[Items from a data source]
++++++
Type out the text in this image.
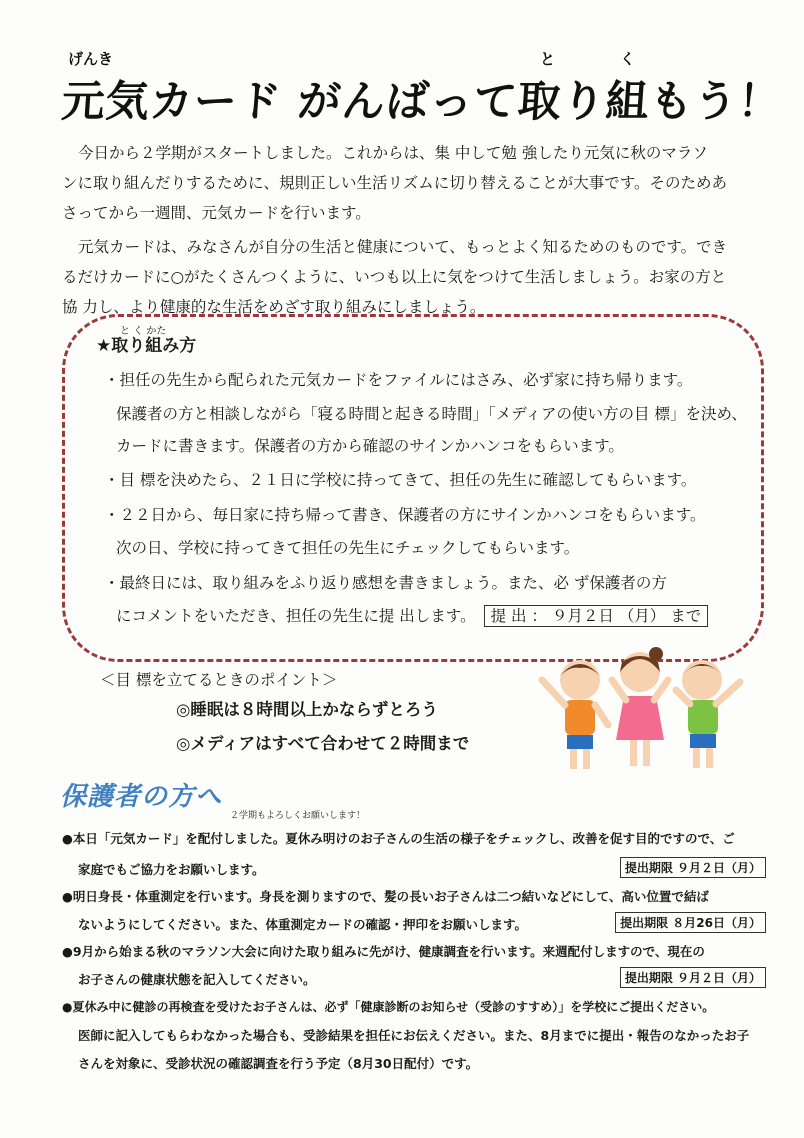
げんき	と	く
元気カード がんばって取り組もう！

今日から２学期がスタートしました。これからは、集 中して勉 強したり元気に秋のマラソ

ンに取り組んだりするために、規則正しい生活リズムに切り替えることが大事です。そのためあ

さってから一週間、元気カードを行います。

元気カードは、みなさんが自分の生活と健康について、もっとよく知るためのものです。でき

るだけカードに○がたくさんつくように、いつも以上に気をつけて生活しましょう。お家の方と

協 力し、より健康的な生活をめざす取り組みにしましょう。

と く かた
★取り組み方
・担任の先生から配られた元気カードをファイルにはさみ、必ず家に持ち帰ります。
保護者の方と相談しながら「寝る時間と起きる時間」「メディアの使い方の目 標」を決め、
カードに書きます。保護者の方から確認のサインかハンコをもらいます。
・目 標を決めたら、２１日に学校に持ってきて、担任の先生に確認してもらいます。
・２２日から、毎日家に持ち帰って書き、保護者の方にサインかハンコをもらいます。
次の日、学校に持ってきて担任の先生にチェックしてもらいます。
・最終日には、取り組みをふり返り感想を書きましょう。また、必 ず保護者の方
にコメントをいただき、担任の先生に提 出します。 提 出 ： ９月２日 （月） まで
＜目 標を立てるときのポイント＞
◎睡眠は８時間以上かならずとろう
◎メディアはすべて合わせて２時間まで
保護者の方へ
２学期もよろしくお願いします！
●本日「元気カード」を配付しました。夏休み明けのお子さんの生活の様子をチェックし、改善を促す目的ですので、ご
家庭でもご協力をお願いします。	提出期限 ９月２日（月）
●明日身長・体重測定を行います。身長を測りますので、髪の長いお子さんは二つ結いなどにして、高い位置で結ば
ないようにしてください。また、体重測定カードの確認・押印をお願いします。	提出期限 ８月26日（月）
●9月から始まる秋のマラソン大会に向けた取り組みに先がけ、健康調査を行います。来週配付しますので、現在の
お子さんの健康状態を記入してください。	提出期限 ９月２日（月）
●夏休み中に健診の再検査を受けたお子さんは、必ず「健康診断のお知らせ（受診のすすめ）」を学校にご提出ください。
医師に記入してもらわなかった場合も、受診結果を担任にお伝えください。また、8月までに提出・報告のなかったお子
さんを対象に、受診状況の確認調査を行う予定（8月30日配付）です。
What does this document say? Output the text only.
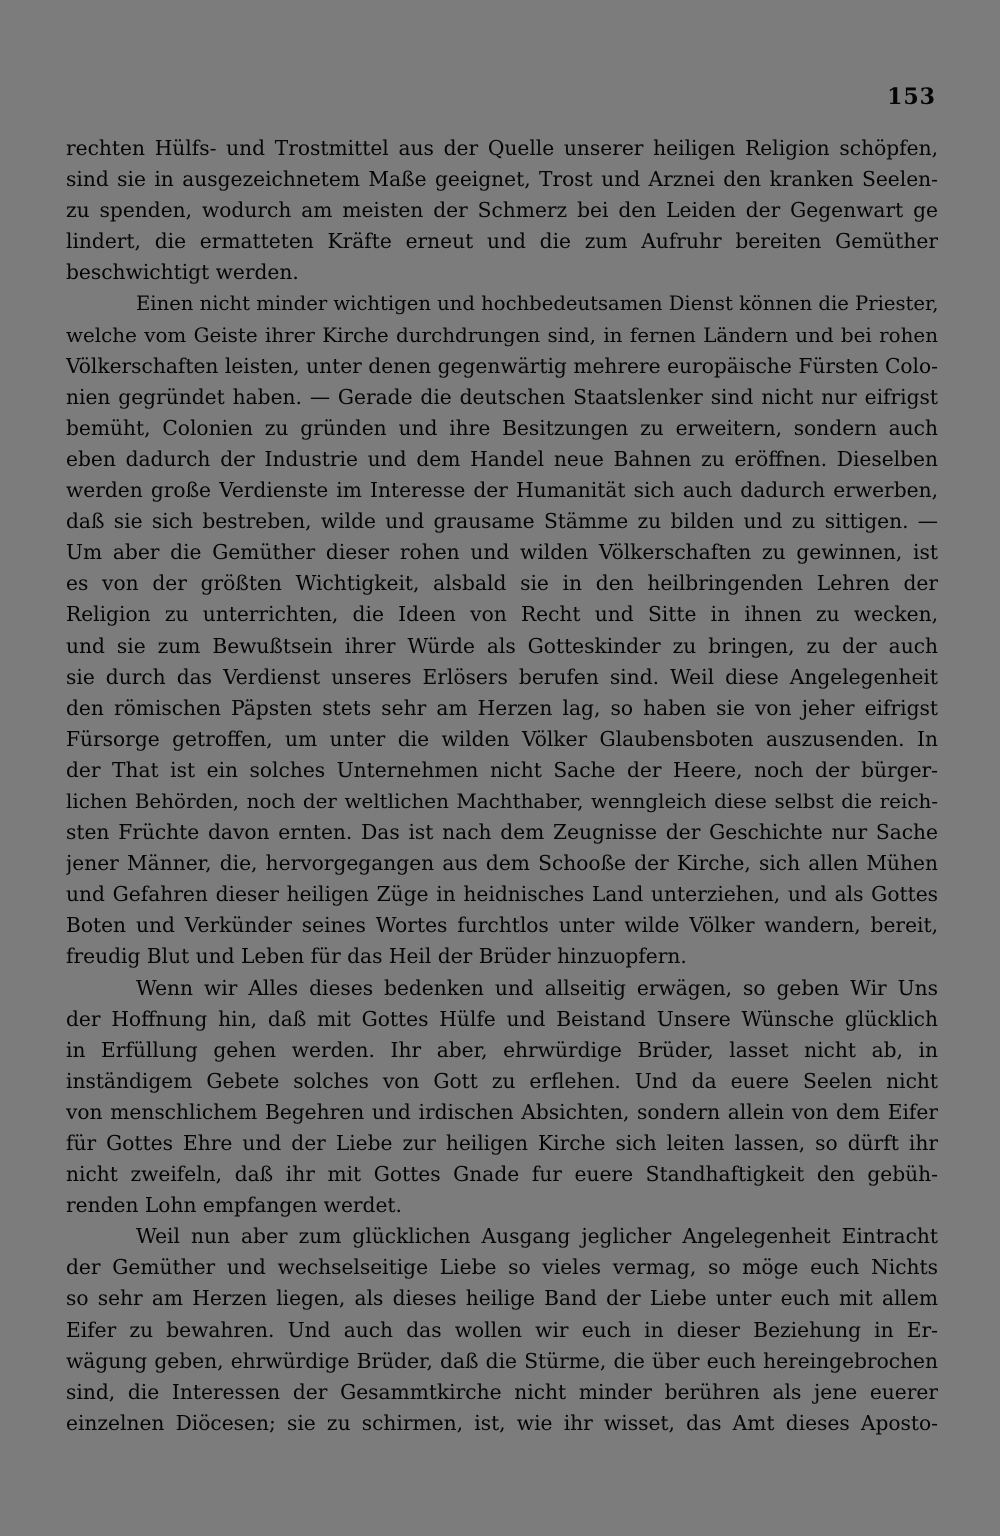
153
rechten Hülfs- und Trostmittel aus der Quelle unserer heiligen Religion schöpfen,
sind sie in ausgezeichnetem Maße geeignet, Trost und Arznei den kranken Seelen-
zu spenden, wodurch am meisten der Schmerz bei den Leiden der Gegenwart ge
lindert, die ermatteten Kräfte erneut und die zum Aufruhr bereiten Gemüther
beschwichtigt werden.
Einen nicht minder wichtigen und hochbedeutsamen Dienst können die Priester,
welche vom Geiste ihrer Kirche durchdrungen sind, in fernen Ländern und bei rohen
Völkerschaften leisten, unter denen gegenwärtig mehrere europäische Fürsten Colo-
nien gegründet haben. — Gerade die deutschen Staatslenker sind nicht nur eifrigst
bemüht, Colonien zu gründen und ihre Besitzungen zu erweitern, sondern auch
eben dadurch der Industrie und dem Handel neue Bahnen zu eröffnen. Dieselben
werden große Verdienste im Interesse der Humanität sich auch dadurch erwerben,
daß sie sich bestreben, wilde und grausame Stämme zu bilden und zu sittigen. —
Um aber die Gemüther dieser rohen und wilden Völkerschaften zu gewinnen, ist
es von der größten Wichtigkeit, alsbald sie in den heilbringenden Lehren der
Religion zu unterrichten, die Ideen von Recht und Sitte in ihnen zu wecken,
und sie zum Bewußtsein ihrer Würde als Gotteskinder zu bringen, zu der auch
sie durch das Verdienst unseres Erlösers berufen sind. Weil diese Angelegenheit
den römischen Päpsten stets sehr am Herzen lag, so haben sie von jeher eifrigst
Fürsorge getroffen, um unter die wilden Völker Glaubensboten auszusenden. In
der That ist ein solches Unternehmen nicht Sache der Heere, noch der bürger-
lichen Behörden, noch der weltlichen Machthaber, wenngleich diese selbst die reich-
sten Früchte davon ernten. Das ist nach dem Zeugnisse der Geschichte nur Sache
jener Männer, die, hervorgegangen aus dem Schooße der Kirche, sich allen Mühen
und Gefahren dieser heiligen Züge in heidnisches Land unterziehen, und als Gottes
Boten und Verkünder seines Wortes furchtlos unter wilde Völker wandern, bereit,
freudig Blut und Leben für das Heil der Brüder hinzuopfern.
Wenn wir Alles dieses bedenken und allseitig erwägen, so geben Wir Uns
der Hoffnung hin, daß mit Gottes Hülfe und Beistand Unsere Wünsche glücklich
in Erfüllung gehen werden. Ihr aber, ehrwürdige Brüder, lasset nicht ab, in
inständigem Gebete solches von Gott zu erflehen. Und da euere Seelen nicht
von menschlichem Begehren und irdischen Absichten, sondern allein von dem Eifer
für Gottes Ehre und der Liebe zur heiligen Kirche sich leiten lassen, so dürft ihr
nicht zweifeln, daß ihr mit Gottes Gnade fur euere Standhaftigkeit den gebüh-
renden Lohn empfangen werdet.
Weil nun aber zum glücklichen Ausgang jeglicher Angelegenheit Eintracht
der Gemüther und wechselseitige Liebe so vieles vermag, so möge euch Nichts
so sehr am Herzen liegen, als dieses heilige Band der Liebe unter euch mit allem
Eifer zu bewahren. Und auch das wollen wir euch in dieser Beziehung in Er-
wägung geben, ehrwürdige Brüder, daß die Stürme, die über euch hereingebrochen
sind, die Interessen der Gesammtkirche nicht minder berühren als jene euerer
einzelnen Diöcesen; sie zu schirmen, ist, wie ihr wisset, das Amt dieses Aposto-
++++++
(YOUR TASK) Where a line holds "haben", copy that line.

(EXERCISE SOLUTION)
nien gegründet haben. — Gerade die deutschen Staatslenker sind nicht nur eifrigst
den römischen Päpsten stets sehr am Herzen lag, so haben sie von jeher eifrigst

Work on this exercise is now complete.